What is required | Copy out the material below line for line, without changing anything.

* BEGIN Provided data *

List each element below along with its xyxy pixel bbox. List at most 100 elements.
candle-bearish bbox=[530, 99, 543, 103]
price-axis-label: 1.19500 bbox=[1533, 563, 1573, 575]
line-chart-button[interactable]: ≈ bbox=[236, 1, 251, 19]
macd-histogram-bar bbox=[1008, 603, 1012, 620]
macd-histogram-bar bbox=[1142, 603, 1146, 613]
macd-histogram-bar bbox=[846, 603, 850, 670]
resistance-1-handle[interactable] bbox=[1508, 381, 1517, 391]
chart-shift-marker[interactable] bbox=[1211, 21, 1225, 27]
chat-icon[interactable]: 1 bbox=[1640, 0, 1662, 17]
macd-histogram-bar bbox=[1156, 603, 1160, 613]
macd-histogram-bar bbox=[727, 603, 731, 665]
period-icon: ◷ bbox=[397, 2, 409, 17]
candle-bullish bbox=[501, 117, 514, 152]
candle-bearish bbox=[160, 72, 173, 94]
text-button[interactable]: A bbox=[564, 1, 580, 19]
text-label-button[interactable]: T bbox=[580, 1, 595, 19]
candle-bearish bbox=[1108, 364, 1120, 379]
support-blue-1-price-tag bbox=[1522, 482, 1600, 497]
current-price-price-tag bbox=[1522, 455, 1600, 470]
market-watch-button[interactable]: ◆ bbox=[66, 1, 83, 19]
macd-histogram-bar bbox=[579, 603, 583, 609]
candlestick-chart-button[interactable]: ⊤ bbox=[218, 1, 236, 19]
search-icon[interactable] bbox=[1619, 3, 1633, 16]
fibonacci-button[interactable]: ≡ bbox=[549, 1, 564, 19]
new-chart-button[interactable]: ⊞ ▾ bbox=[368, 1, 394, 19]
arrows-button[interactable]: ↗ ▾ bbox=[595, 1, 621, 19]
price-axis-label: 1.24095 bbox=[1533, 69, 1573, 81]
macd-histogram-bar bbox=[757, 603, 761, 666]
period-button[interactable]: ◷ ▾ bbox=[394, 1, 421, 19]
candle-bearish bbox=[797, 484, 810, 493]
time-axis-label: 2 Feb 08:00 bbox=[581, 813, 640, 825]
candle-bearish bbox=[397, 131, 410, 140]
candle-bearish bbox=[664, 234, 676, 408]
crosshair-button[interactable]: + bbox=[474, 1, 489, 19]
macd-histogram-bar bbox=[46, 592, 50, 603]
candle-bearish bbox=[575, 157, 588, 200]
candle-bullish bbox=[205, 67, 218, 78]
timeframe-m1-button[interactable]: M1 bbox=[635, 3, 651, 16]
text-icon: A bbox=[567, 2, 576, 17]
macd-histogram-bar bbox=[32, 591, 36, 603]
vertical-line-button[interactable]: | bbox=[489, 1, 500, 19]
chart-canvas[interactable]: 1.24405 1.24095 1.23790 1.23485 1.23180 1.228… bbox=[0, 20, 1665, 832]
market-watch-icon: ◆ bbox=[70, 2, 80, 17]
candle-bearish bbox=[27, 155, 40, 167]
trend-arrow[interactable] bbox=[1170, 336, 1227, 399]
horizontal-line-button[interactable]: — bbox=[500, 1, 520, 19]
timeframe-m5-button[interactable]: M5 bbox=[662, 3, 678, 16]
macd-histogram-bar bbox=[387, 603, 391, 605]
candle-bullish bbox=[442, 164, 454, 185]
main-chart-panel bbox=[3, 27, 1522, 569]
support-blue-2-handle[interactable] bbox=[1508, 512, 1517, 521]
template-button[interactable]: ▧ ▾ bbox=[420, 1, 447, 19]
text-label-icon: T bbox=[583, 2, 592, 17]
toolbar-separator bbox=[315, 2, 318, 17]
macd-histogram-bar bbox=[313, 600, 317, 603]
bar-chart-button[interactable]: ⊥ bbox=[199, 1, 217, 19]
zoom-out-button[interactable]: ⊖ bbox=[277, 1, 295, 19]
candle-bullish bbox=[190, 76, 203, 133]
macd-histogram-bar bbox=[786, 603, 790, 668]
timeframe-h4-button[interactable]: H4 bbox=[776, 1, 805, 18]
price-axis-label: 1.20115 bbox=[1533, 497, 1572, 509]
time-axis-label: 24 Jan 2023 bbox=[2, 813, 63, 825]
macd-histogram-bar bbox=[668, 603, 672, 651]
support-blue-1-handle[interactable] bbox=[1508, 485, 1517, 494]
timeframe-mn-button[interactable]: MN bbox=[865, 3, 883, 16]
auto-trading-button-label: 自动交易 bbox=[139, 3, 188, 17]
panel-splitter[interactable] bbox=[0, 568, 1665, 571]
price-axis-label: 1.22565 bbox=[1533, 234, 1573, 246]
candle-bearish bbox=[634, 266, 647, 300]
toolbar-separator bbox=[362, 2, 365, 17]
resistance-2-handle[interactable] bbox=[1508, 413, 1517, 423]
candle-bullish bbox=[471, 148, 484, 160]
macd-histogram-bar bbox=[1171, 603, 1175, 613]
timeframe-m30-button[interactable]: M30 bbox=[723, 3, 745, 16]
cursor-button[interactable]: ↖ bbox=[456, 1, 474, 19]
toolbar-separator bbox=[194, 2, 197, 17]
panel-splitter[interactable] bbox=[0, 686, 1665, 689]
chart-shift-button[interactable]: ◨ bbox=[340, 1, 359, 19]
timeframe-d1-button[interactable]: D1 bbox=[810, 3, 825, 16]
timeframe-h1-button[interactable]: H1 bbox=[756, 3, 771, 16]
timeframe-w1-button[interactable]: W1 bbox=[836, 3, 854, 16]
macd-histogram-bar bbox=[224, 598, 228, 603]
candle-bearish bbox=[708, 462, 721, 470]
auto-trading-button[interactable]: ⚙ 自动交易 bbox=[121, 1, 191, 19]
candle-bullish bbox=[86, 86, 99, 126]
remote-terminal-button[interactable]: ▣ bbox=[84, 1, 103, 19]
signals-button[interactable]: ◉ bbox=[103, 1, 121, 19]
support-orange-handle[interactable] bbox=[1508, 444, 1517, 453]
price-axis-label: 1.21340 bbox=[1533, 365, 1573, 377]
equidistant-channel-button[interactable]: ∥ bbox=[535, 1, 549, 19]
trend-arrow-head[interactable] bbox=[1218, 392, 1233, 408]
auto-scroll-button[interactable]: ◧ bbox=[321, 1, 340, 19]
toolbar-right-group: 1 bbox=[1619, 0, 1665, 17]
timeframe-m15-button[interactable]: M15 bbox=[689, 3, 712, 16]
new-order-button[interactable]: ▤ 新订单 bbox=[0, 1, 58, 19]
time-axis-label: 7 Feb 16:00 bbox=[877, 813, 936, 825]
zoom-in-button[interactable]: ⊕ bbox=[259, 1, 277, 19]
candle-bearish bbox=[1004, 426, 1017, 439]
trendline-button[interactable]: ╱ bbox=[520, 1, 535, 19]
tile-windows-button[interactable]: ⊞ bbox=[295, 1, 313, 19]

* END Provided data *

Answer in full |
List each element below along with its xyxy pixel bbox. List at most 100 elements.
candle-bearish bbox=[530, 99, 543, 103]
price-axis-label: 1.19500 bbox=[1533, 563, 1573, 575]
line-chart-button[interactable]: ≈ bbox=[236, 1, 251, 19]
macd-histogram-bar bbox=[1008, 603, 1012, 620]
macd-histogram-bar bbox=[1142, 603, 1146, 613]
macd-histogram-bar bbox=[846, 603, 850, 670]
resistance-1-handle[interactable] bbox=[1508, 381, 1517, 391]
chart-shift-marker[interactable] bbox=[1211, 21, 1225, 27]
chat-icon[interactable]: 1 bbox=[1640, 0, 1662, 17]
macd-histogram-bar bbox=[1156, 603, 1160, 613]
macd-histogram-bar bbox=[727, 603, 731, 665]
period-icon: ◷ bbox=[397, 2, 409, 17]
candle-bullish bbox=[501, 117, 514, 152]
candle-bearish bbox=[160, 72, 173, 94]
text-button[interactable]: A bbox=[564, 1, 580, 19]
text-label-button[interactable]: T bbox=[580, 1, 595, 19]
candle-bearish bbox=[1108, 364, 1120, 379]
support-blue-1-price-tag bbox=[1522, 482, 1600, 497]
current-price-price-tag bbox=[1522, 455, 1600, 470]
market-watch-button[interactable]: ◆ bbox=[66, 1, 83, 19]
macd-histogram-bar bbox=[579, 603, 583, 609]
candlestick-chart-button[interactable]: ⊤ bbox=[218, 1, 236, 19]
search-icon[interactable] bbox=[1619, 3, 1633, 16]
fibonacci-button[interactable]: ≡ bbox=[549, 1, 564, 19]
new-chart-button[interactable]: ⊞ ▾ bbox=[368, 1, 394, 19]
arrows-button[interactable]: ↗ ▾ bbox=[595, 1, 621, 19]
price-axis-label: 1.24095 bbox=[1533, 69, 1573, 81]
macd-histogram-bar bbox=[757, 603, 761, 666]
period-button[interactable]: ◷ ▾ bbox=[394, 1, 421, 19]
candle-bearish bbox=[797, 484, 810, 493]
time-axis-label: 2 Feb 08:00 bbox=[581, 813, 640, 825]
candle-bearish bbox=[397, 131, 410, 140]
candle-bearish bbox=[664, 234, 676, 408]
crosshair-button[interactable]: + bbox=[474, 1, 489, 19]
macd-histogram-bar bbox=[46, 592, 50, 603]
candle-bearish bbox=[575, 157, 588, 200]
candle-bullish bbox=[205, 67, 218, 78]
timeframe-m1-button[interactable]: M1 bbox=[635, 3, 651, 16]
text-icon: A bbox=[567, 2, 576, 17]
macd-histogram-bar bbox=[32, 591, 36, 603]
vertical-line-button[interactable]: | bbox=[489, 1, 500, 19]
chart-canvas[interactable]: 1.24405 1.24095 1.23790 1.23485 1.23180 1.228… bbox=[0, 20, 1665, 832]
market-watch-icon: ◆ bbox=[70, 2, 80, 17]
candle-bearish bbox=[27, 155, 40, 167]
trend-arrow[interactable] bbox=[1170, 336, 1227, 399]
horizontal-line-button[interactable]: — bbox=[500, 1, 520, 19]
timeframe-m5-button[interactable]: M5 bbox=[662, 3, 678, 16]
macd-histogram-bar bbox=[387, 603, 391, 605]
candle-bullish bbox=[442, 164, 454, 185]
main-chart-panel bbox=[3, 27, 1522, 569]
support-blue-2-handle[interactable] bbox=[1508, 512, 1517, 521]
template-button[interactable]: ▧ ▾ bbox=[420, 1, 447, 19]
text-label-icon: T bbox=[583, 2, 592, 17]
toolbar-separator bbox=[315, 2, 318, 17]
macd-histogram-bar bbox=[313, 600, 317, 603]
bar-chart-button[interactable]: ⊥ bbox=[199, 1, 217, 19]
zoom-out-button[interactable]: ⊖ bbox=[277, 1, 295, 19]
candle-bullish bbox=[190, 76, 203, 133]
macd-histogram-bar bbox=[786, 603, 790, 668]
timeframe-h4-button[interactable]: H4 bbox=[776, 1, 805, 18]
price-axis-label: 1.20115 bbox=[1533, 497, 1572, 509]
time-axis-label: 24 Jan 2023 bbox=[2, 813, 63, 825]
macd-histogram-bar bbox=[668, 603, 672, 651]
support-blue-1-handle[interactable] bbox=[1508, 485, 1517, 494]
timeframe-mn-button[interactable]: MN bbox=[865, 3, 883, 16]
auto-trading-button-label: 自动交易 bbox=[139, 3, 188, 17]
panel-splitter[interactable] bbox=[0, 568, 1665, 571]
price-axis-label: 1.22565 bbox=[1533, 234, 1573, 246]
candle-bearish bbox=[634, 266, 647, 300]
toolbar-separator bbox=[362, 2, 365, 17]
resistance-2-handle[interactable] bbox=[1508, 413, 1517, 423]
candle-bullish bbox=[471, 148, 484, 160]
macd-histogram-bar bbox=[1171, 603, 1175, 613]
timeframe-m30-button[interactable]: M30 bbox=[723, 3, 745, 16]
cursor-button[interactable]: ↖ bbox=[456, 1, 474, 19]
toolbar-separator bbox=[194, 2, 197, 17]
panel-splitter[interactable] bbox=[0, 686, 1665, 689]
chart-shift-button[interactable]: ◨ bbox=[340, 1, 359, 19]
timeframe-d1-button[interactable]: D1 bbox=[810, 3, 825, 16]
timeframe-h1-button[interactable]: H1 bbox=[756, 3, 771, 16]
timeframe-w1-button[interactable]: W1 bbox=[836, 3, 854, 16]
macd-histogram-bar bbox=[224, 598, 228, 603]
candle-bearish bbox=[708, 462, 721, 470]
auto-trading-button[interactable]: ⚙ 自动交易 bbox=[121, 1, 191, 19]
candle-bullish bbox=[86, 86, 99, 126]
remote-terminal-button[interactable]: ▣ bbox=[84, 1, 103, 19]
signals-button[interactable]: ◉ bbox=[103, 1, 121, 19]
support-orange-handle[interactable] bbox=[1508, 444, 1517, 453]
price-axis-label: 1.21340 bbox=[1533, 365, 1573, 377]
equidistant-channel-button[interactable]: ∥ bbox=[535, 1, 549, 19]
trend-arrow-head[interactable] bbox=[1218, 392, 1233, 408]
auto-scroll-button[interactable]: ◧ bbox=[321, 1, 340, 19]
toolbar-right-group: 1 bbox=[1619, 0, 1665, 17]
timeframe-m15-button[interactable]: M15 bbox=[689, 3, 712, 16]
new-order-button[interactable]: ▤ 新订单 bbox=[0, 1, 58, 19]
time-axis-label: 7 Feb 16:00 bbox=[877, 813, 936, 825]
zoom-in-button[interactable]: ⊕ bbox=[259, 1, 277, 19]
candle-bearish bbox=[1004, 426, 1017, 439]
trendline-button[interactable]: ╱ bbox=[520, 1, 535, 19]
tile-windows-button[interactable]: ⊞ bbox=[295, 1, 313, 19]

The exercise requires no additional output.